- _Available data_
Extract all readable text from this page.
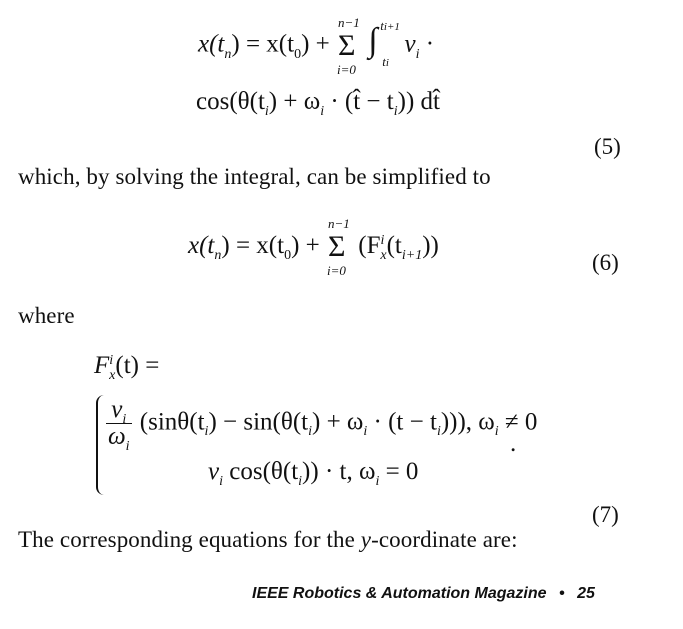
$x(t_n) = x(t_0)$ +
n−1
Σ
i=0

∫ ti+1
ti
$v_i$ ·
$\cos(\theta(t_i) + \omega_i$ · (t̂ − $t_i$)) dt̂
(5)
which, by solving the integral, can be simplified to
$x(t_n) = x(t_0)$ +
n−1
Σ
i=0
$(F^i_x(t_{i+1}))$
(6)
where
$F^i_x(t)$ =
$\frac{v_i}{\omega_i} (\sin\theta(t_i) - \sin(\theta(t_i) + \omega_i \cdot (t - t_i)))$, $\omega_i \ne 0$
.
$v_i$ $\cos(\theta(t_i)) \cdot t$, $\omega_i = 0$
(7)
The corresponding equations for the y-coordinate are:
IEEE Robotics & Automation Magazine • 25
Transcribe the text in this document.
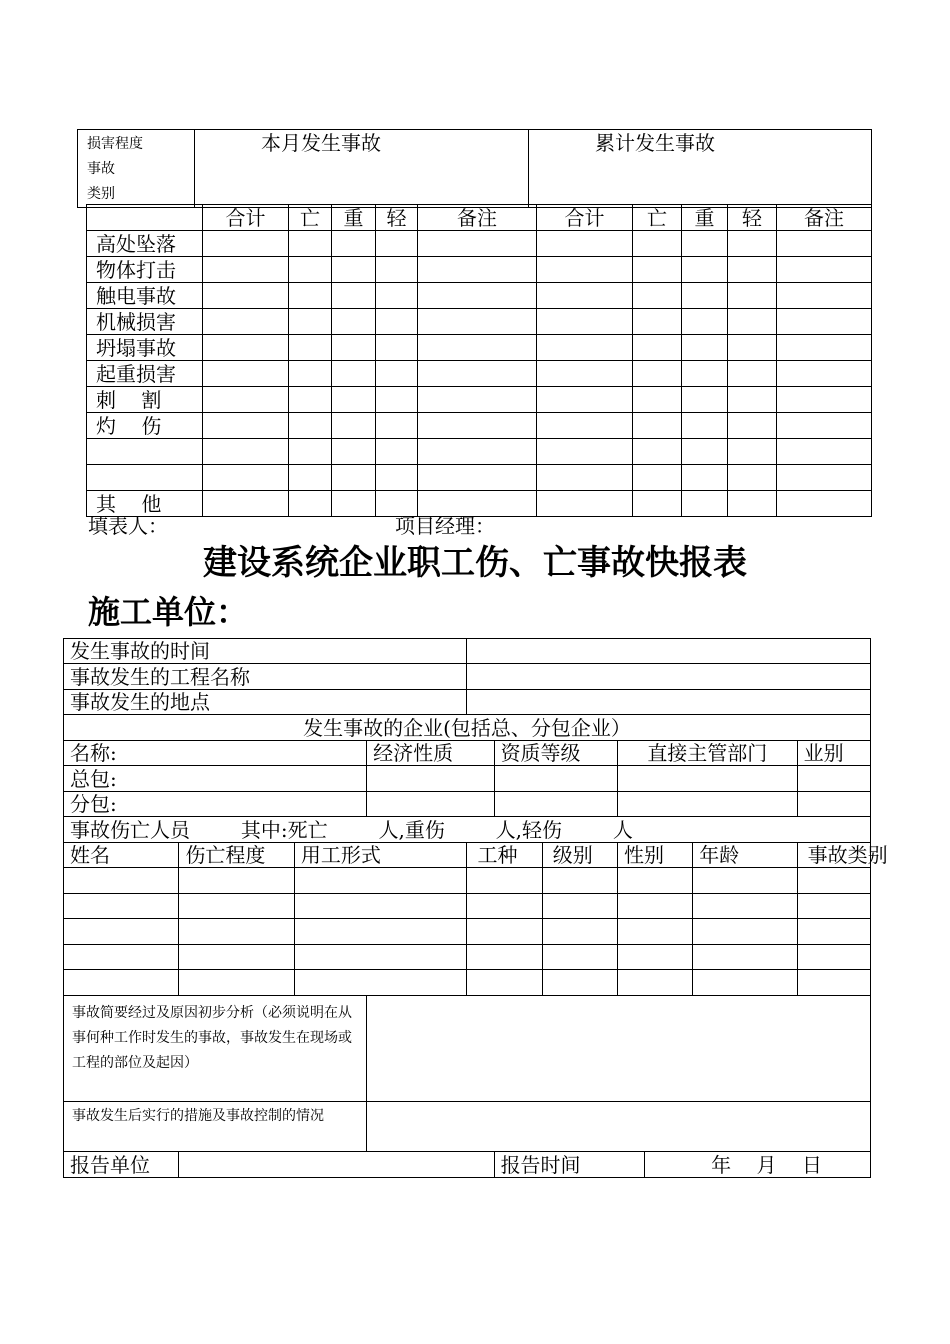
损害程度
事故
类别
	本月发生事故	累计发生事故
	合计	亡	重	轻	备注	合计	亡	重	轻	备注
高处坠落										
物体打击										
触电事故										
机械损害										
坍塌事故										
起重损害										
刺    割										
灼    伤										

其    他										
填表人：	项目经理：
建设系统企业职工伤、亡事故快报表
施工单位：
发生事故的时间										
事故发生的工程名称										
事故发生的地点										
发生事故的企业(包括总、分包企业）										
名称:			经济性质		资质等级		直接主管部门			业别
总包:										
分包:										
事故伤亡人员        其中:死亡        人,重伤        人,轻伤        人										
姓名	伤亡程度	用工形式		工种		级别	性别		年龄	事故类别

事故简要经过及原因初步分析（必须说明在从事何种工作时发生的事故，事故发生在现场或工程的部位及起因）										
事故发生后实行的措施及事故控制的情况										
报告单位					报告时间			年    月    日		
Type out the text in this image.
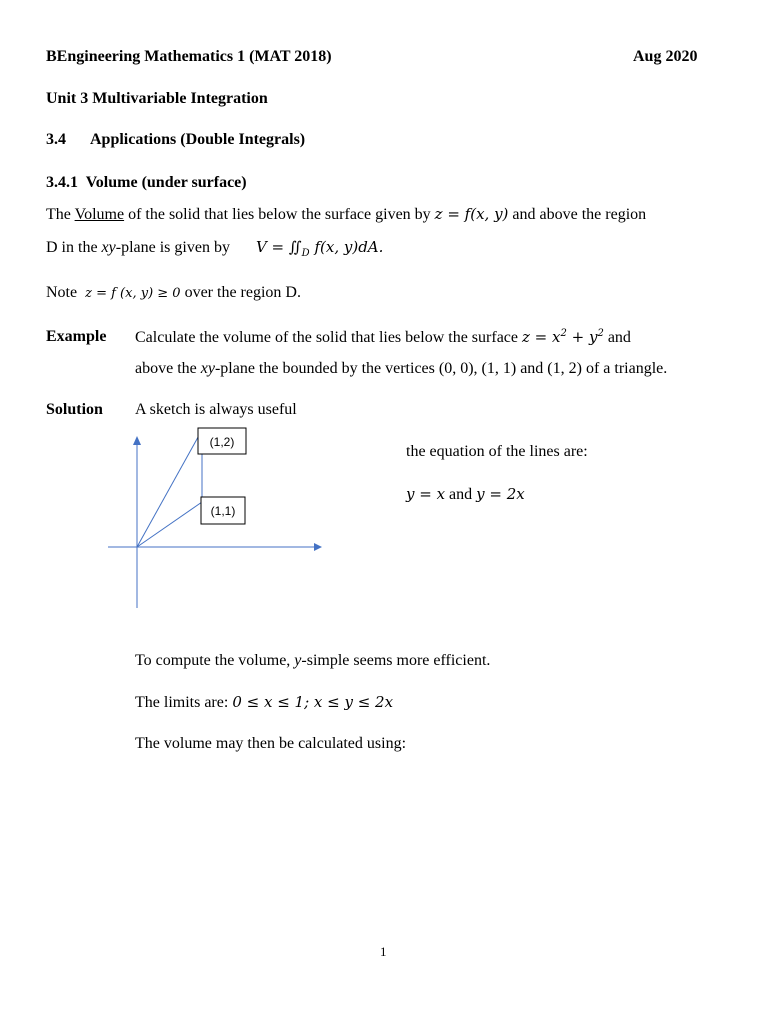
BEngineering Mathematics 1 (MAT 2018)	Aug 2020
Unit 3 Multivariable Integration
3.4 Applications (Double Integrals)
3.4.1 Volume (under surface)
The Volume of the solid that lies below the surface given by z = f(x, y) and above the region
D in the xy-plane is given by $V = ∬_D$ f(x, y)dA.
Note z = f (x, y) ≥ 0 over the region D.
Example Calculate the volume of the solid that lies below the surface $z = x^2 + y^2$ and
above the xy-plane the bounded by the vertices (0, 0), (1, 1) and (1, 2) of a triangle.
Solution A sketch is always useful
(1,2)
(1,1)
the equation of the lines are:
y = x and y = 2x
To compute the volume, y-simple seems more efficient.
The limits are: 0 ≤ x ≤ 1; x ≤ y ≤ 2x
The volume may then be calculated using:
1
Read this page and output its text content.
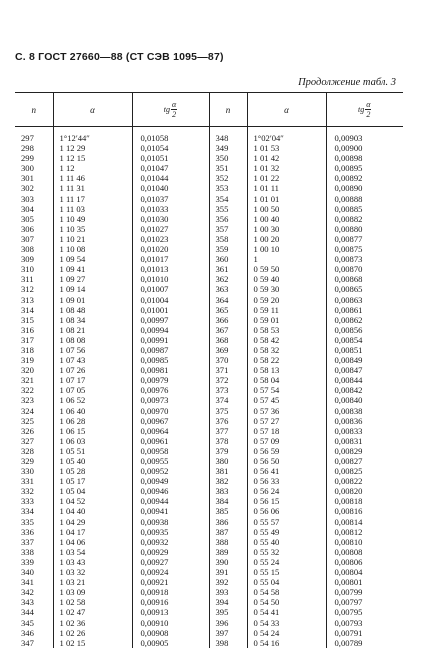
С. 8 ГОСТ 27660—88 (СТ СЭВ 1095—87)
Продолжение табл. 3
n	α	tg $\frac{\alpha}{2}$	n	α	tg $\frac{\alpha}{2}$

297	1°12′44″	0,01058	348	1°02′04″	0,00903
298	1 12 29	0,01054	349	1 01 53	0,00900
299	1 12 15	0,01051	350	1 01 42	0,00898
300	1 12	0,01047	351	1 01 32	0,00895
301	1 11 46	0,01044	352	1 01 22	0,00892
302	1 11 31	0,01040	353	1 01 11	0,00890
303	1 11 17	0,01037	354	1 01 01	0,00888
304	1 11 03	0,01033	355	1 00 50	0,00885
305	1 10 49	0,01030	356	1 00 40	0,00882
306	1 10 35	0,01027	357	1 00 30	0,00880
307	1 10 21	0,01023	358	1 00 20	0,00877
308	1 10 08	0,01020	359	1 00 10	0,00875
309	1 09 54	0,01017	360	1	0,00873
310	1 09 41	0,01013	361	0 59 50	0,00870
311	1 09 27	0,01010	362	0 59 40	0,00868
312	1 09 14	0,01007	363	0 59 30	0,00865
313	1 09 01	0,01004	364	0 59 20	0,00863
314	1 08 48	0,01001	365	0 59 11	0,00861
315	1 08 34	0,00997	366	0 59 01	0,00862
316	1 08 21	0,00994	367	0 58 53	0,00856
317	1 08 08	0,00991	368	0 58 42	0,00854
318	1 07 56	0,00987	369	0 58 32	0,00851
319	1 07 43	0,00985	370	0 58 22	0,00849
320	1 07 26	0,00981	371	0 58 13	0,00847
321	1 07 17	0,00979	372	0 58 04	0,00844
322	1 07 05	0,00976	373	0 57 54	0,00842
323	1 06 52	0,00973	374	0 57 45	0,00840
324	1 06 40	0,00970	375	0 57 36	0,00838
325	1 06 28	0,00967	376	0 57 27	0,00836
326	1 06 15	0,00964	377	0 57 18	0,00833
327	1 06 03	0,00961	378	0 57 09	0,00831
328	1 05 51	0,00958	379	0 56 59	0,00829
329	1 05 40	0,00955	380	0 56 50	0,00827
330	1 05 28	0,00952	381	0 56 41	0,00825
331	1 05 17	0,00949	382	0 56 33	0,00822
332	1 05 04	0,00946	383	0 56 24	0,00820
333	1 04 52	0,00944	384	0 56 15	0,00818
334	1 04 40	0,00941	385	0 56 06	0,00816
335	1 04 29	0,00938	386	0 55 57	0,00814
336	1 04 17	0,00935	387	0 55 49	0,00812
337	1 04 06	0,00932	388	0 55 40	0,00810
338	1 03 54	0,00929	389	0 55 32	0,00808
339	1 03 43	0,00927	390	0 55 24	0,00806
340	1 03 32	0,00924	391	0 55 15	0,00804
341	1 03 21	0,00921	392	0 55 04	0,00801
342	1 03 09	0,00918	393	0 54 58	0,00799
343	1 02 58	0,00916	394	0 54 50	0,00797
344	1 02 47	0,00913	395	0 54 41	0,00795
345	1 02 36	0,00910	396	0 54 33	0,00793
346	1 02 26	0,00908	397	0 54 24	0,00791
347	1 02 15	0,00905	398	0 54 16	0,00789
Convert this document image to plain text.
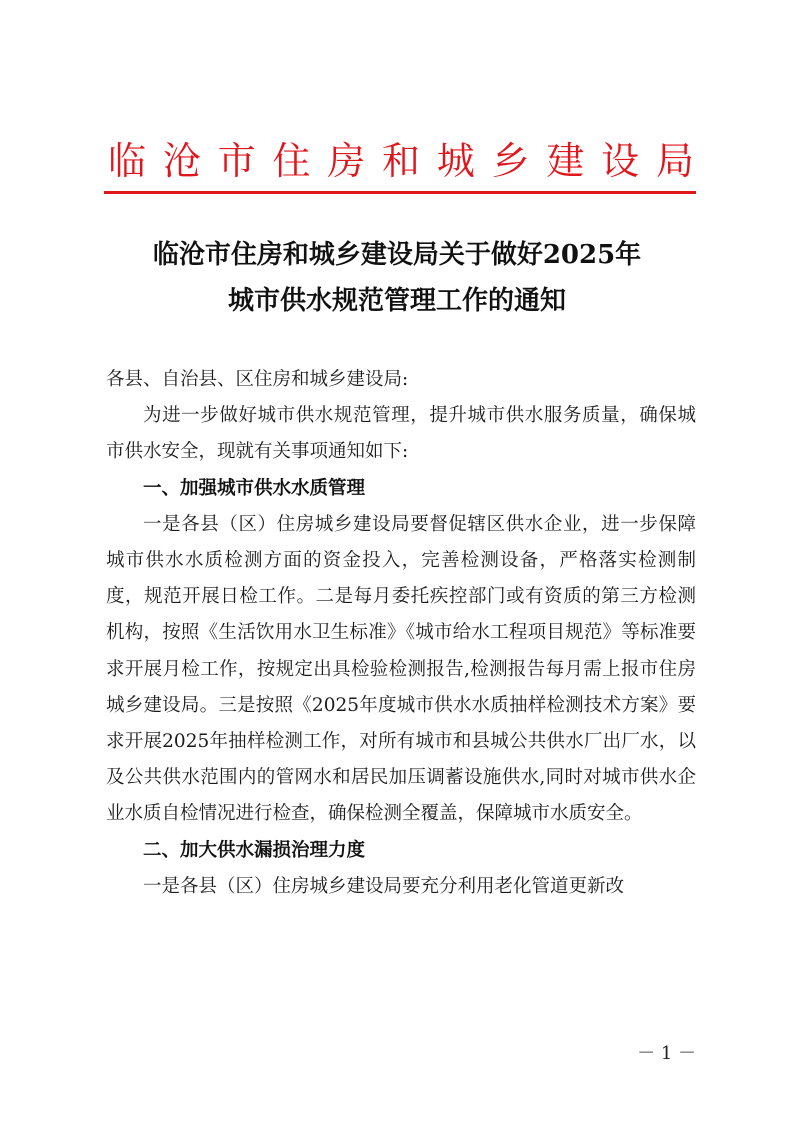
临沧市住房和城乡建设局
临沧市住房和城乡建设局关于做好2025年
城市供水规范管理工作的通知

各县、自治县、区住房和城乡建设局:

为进一步做好城市供水规范管理，提升城市供水服务质量，确保城市供水安全，现就有关事项通知如下:

一、加强城市供水水质管理

一是各县（区）住房城乡建设局要督促辖区供水企业，进一步保障城市供水水质检测方面的资金投入，完善检测设备，严格落实检测制度，规范开展日检工作。二是每月委托疾控部门或有资质的第三方检测机构，按照《生活饮用水卫生标准》《城市给水工程项目规范》等标准要求开展月检工作，按规定出具检验检测报告,检测报告每月需上报市住房城乡建设局。三是按照《2025年度城市供水水质抽样检测技术方案》要求开展2025年抽样检测工作，对所有城市和县城公共供水厂出厂水，以及公共供水范围内的管网水和居民加压调蓄设施供水,同时对城市供水企业水质自检情况进行检查，确保检测全覆盖，保障城市水质安全。

二、加大供水漏损治理力度

一是各县（区）住房城乡建设局要充分利用老化管道更新改

－ 1 －
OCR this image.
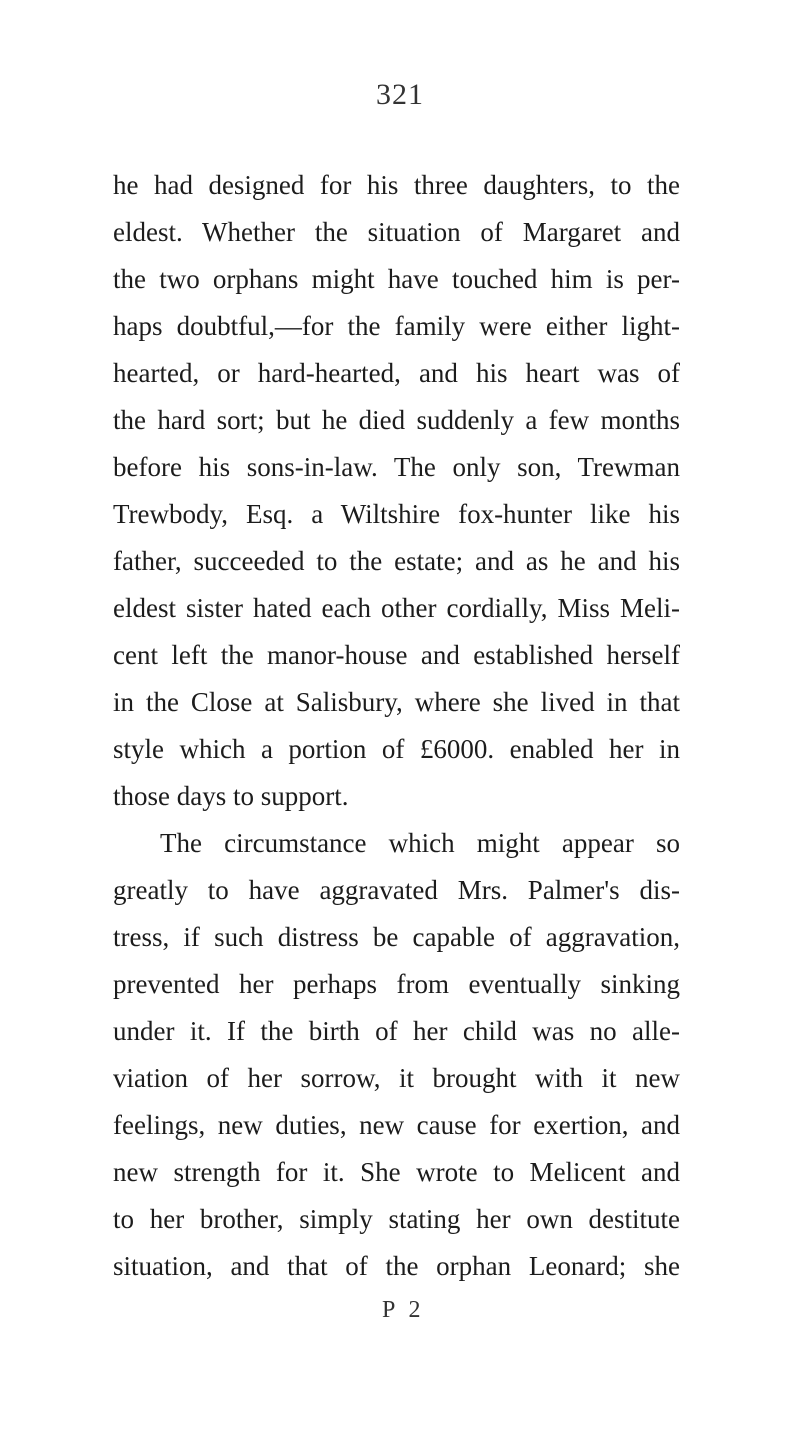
321
he had designed for his three daughters, to the
eldest. Whether the situation of Margaret and
the two orphans might have touched him is per-
haps doubtful,—for the family were either light-
hearted, or hard-hearted, and his heart was of
the hard sort; but he died suddenly a few months
before his sons-in-law. The only son, Trewman
Trewbody, Esq. a Wiltshire fox-hunter like his
father, succeeded to the estate; and as he and his
eldest sister hated each other cordially, Miss Meli-
cent left the manor-house and established herself
in the Close at Salisbury, where she lived in that
style which a portion of £6000. enabled her in
those days to support.
The circumstance which might appear so
greatly to have aggravated Mrs. Palmer's dis-
tress, if such distress be capable of aggravation,
prevented her perhaps from eventually sinking
under it. If the birth of her child was no alle-
viation of her sorrow, it brought with it new
feelings, new duties, new cause for exertion, and
new strength for it. She wrote to Melicent and
to her brother, simply stating her own destitute
situation, and that of the orphan Leonard; she
P 2
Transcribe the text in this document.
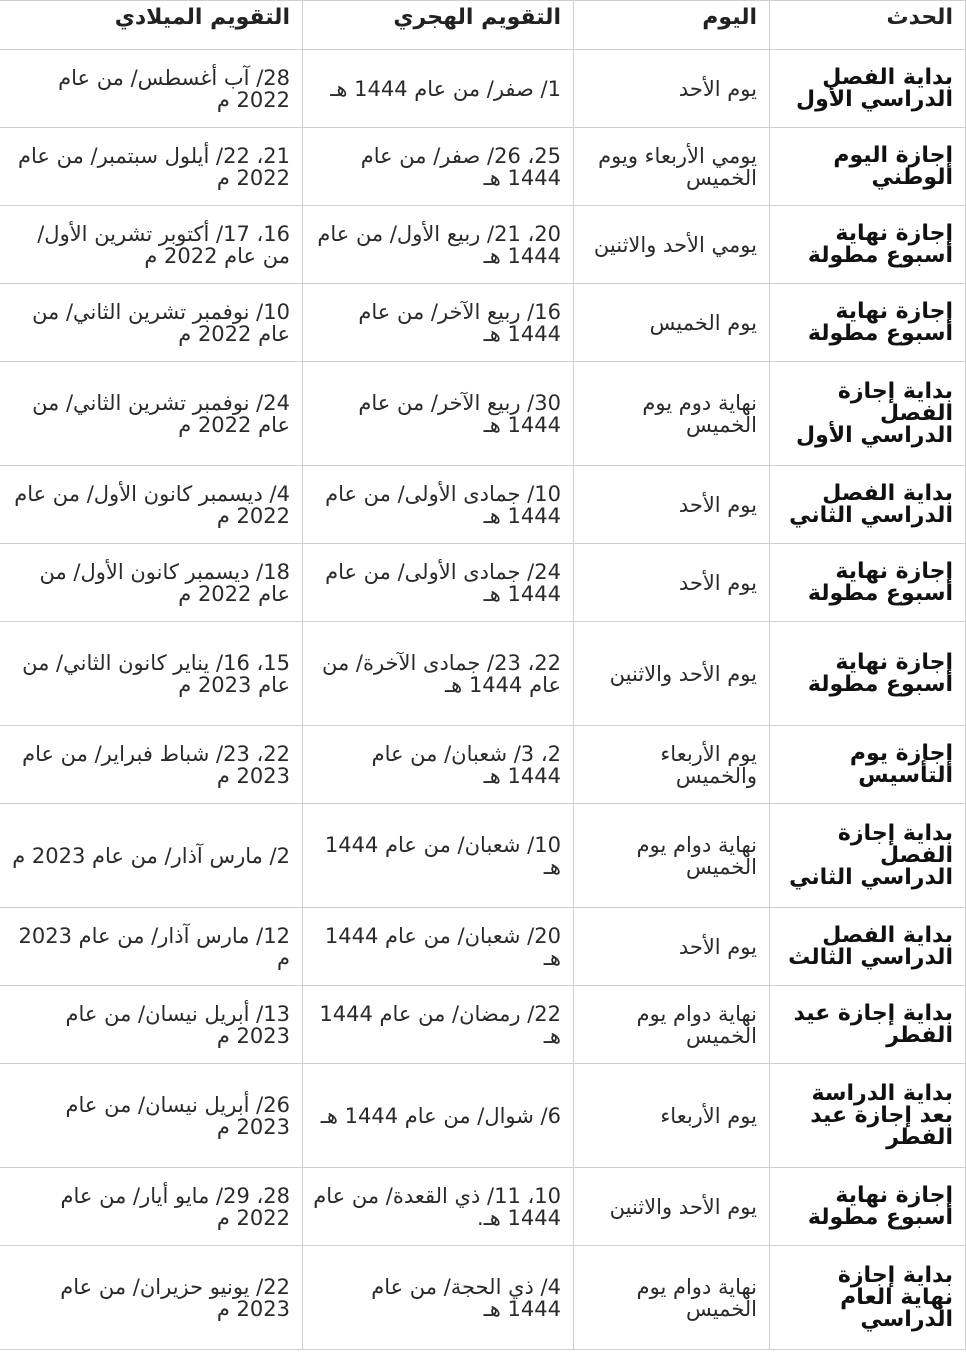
الحدث	اليوم	التقويم الهجري	التقويم الميلادي
بداية الفصل الدراسي الأول	يوم الأحد	1/ صفر/ من عام 1444 هـ	28/ آب أغسطس/ من عام 2022 م
إجازة اليوم الوطني	يومي الأربعاء ويوم الخميس	25، 26/ صفر/ من عام 1444 هـ	21، 22/ أيلول سبتمبر/ من عام 2022 م
إجازة نهاية أسبوع مطولة	يومي الأحد والاثنين	20، 21/ ربيع الأول/ من عام 1444 هـ	16، 17/ أكتوبر تشرين الأول/ من عام 2022 م
إجازة نهاية أسبوع مطولة	يوم الخميس	16/ ربيع الآخر/ من عام 1444 هـ	10/ نوفمبر تشرين الثاني/ من عام 2022 م
بداية إجازة الفصل الدراسي الأول	نهاية دوم يوم الخميس	30/ ربيع الآخر/ من عام 1444 هـ	24/ نوفمبر تشرين الثاني/ من عام 2022 م
بداية الفصل الدراسي الثاني	يوم الأحد	10/ جمادى الأولى/ من عام 1444 هـ	4/ ديسمبر كانون الأول/ من عام 2022 م
إجازة نهاية أسبوع مطولة	يوم الأحد	24/ جمادى الأولى/ من عام 1444 هـ	18/ ديسمبر كانون الأول/ من عام 2022 م
إجازة نهاية أسبوع مطولة	يوم الأحد والاثنين	22، 23/ جمادى الآخرة/ من عام 1444 هـ	15، 16/ يناير كانون الثاني/ من عام 2023 م
إجازة يوم التأسيس	يوم الأربعاء والخميس	2، 3/ شعبان/ من عام 1444 هـ	22، 23/ شباط فبراير/ من عام 2023 م
بداية إجازة الفصل الدراسي الثاني	نهاية دوام يوم الخميس	10/ شعبان/ من عام 1444 هـ	2/ مارس آذار/ من عام 2023 م
بداية الفصل الدراسي الثالث	يوم الأحد	20/ شعبان/ من عام 1444 هـ	12/ مارس آذار/ من عام 2023 م
بداية إجازة عيد الفطر	نهاية دوام يوم الخميس	22/ رمضان/ من عام 1444 هـ	13/ أبريل نيسان/ من عام 2023 م
بداية الدراسة بعد إجازة عيد الفطر	يوم الأربعاء	6/ شوال/ من عام 1444 هـ	26/ أبريل نيسان/ من عام 2023 م
إجازة نهاية أسبوع مطولة	يوم الأحد والاثنين	10، 11/ ذي القعدة/ من عام 1444 هـ.	28، 29/ مايو أيار/ من عام 2022 م
بداية إجازة نهاية العام الدراسي	نهاية دوام يوم الخميس	4/ ذي الحجة/ من عام 1444 هـ	22/ يونيو حزيران/ من عام 2023 م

- _Short problem_
Go over the records above and tally the lines with the word "below" in them. Give the number alone.

- _In response_
2